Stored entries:
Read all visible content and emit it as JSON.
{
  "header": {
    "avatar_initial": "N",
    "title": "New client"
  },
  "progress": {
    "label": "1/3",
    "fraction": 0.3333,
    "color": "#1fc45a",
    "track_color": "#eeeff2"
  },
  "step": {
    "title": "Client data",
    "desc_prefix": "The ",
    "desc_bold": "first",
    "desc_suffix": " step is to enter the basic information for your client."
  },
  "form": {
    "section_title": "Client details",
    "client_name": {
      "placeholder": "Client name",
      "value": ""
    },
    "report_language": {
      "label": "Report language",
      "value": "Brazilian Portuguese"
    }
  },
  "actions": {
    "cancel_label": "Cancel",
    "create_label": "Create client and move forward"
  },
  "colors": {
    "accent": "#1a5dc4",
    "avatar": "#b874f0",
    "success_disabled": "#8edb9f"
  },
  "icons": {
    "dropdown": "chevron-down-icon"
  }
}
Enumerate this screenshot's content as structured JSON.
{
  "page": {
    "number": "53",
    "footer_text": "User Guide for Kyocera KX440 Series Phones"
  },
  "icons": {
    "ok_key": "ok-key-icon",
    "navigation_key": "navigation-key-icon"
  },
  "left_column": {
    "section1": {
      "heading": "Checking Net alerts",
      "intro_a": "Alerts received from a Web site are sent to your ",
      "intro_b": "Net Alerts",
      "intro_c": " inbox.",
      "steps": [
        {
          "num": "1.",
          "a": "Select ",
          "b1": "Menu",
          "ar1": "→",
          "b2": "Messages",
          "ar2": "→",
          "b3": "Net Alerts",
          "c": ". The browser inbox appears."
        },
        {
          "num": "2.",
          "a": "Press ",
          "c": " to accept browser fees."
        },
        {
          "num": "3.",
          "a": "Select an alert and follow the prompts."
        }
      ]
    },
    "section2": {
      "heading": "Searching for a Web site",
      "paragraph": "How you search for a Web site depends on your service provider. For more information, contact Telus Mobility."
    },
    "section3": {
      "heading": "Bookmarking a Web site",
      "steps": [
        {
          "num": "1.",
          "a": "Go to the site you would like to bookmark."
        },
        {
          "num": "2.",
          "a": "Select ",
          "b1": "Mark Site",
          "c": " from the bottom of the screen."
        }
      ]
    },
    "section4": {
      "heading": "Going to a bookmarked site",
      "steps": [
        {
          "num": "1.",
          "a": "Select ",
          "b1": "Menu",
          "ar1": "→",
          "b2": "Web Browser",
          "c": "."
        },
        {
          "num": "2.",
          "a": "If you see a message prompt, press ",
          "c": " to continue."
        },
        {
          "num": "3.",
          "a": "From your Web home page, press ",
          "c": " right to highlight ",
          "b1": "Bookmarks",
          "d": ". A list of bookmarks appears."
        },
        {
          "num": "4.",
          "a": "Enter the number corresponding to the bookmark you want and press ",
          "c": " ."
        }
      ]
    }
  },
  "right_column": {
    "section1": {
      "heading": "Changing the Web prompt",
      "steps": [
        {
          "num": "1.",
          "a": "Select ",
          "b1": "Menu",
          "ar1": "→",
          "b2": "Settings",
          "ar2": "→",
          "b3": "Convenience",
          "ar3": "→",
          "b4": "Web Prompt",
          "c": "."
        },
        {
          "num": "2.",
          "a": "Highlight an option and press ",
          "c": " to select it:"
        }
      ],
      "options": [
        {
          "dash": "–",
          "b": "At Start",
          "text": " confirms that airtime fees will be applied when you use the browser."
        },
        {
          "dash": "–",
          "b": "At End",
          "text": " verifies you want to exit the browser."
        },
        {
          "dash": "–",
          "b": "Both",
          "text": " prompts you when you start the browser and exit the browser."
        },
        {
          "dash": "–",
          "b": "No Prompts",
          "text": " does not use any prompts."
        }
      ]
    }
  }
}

* CHALLENGE:
Give every line of the material that includes the string "appears".

* TASK ANSWER:
          "c": ". The browser inbox appears."
          "d": ". A list of bookmarks appears."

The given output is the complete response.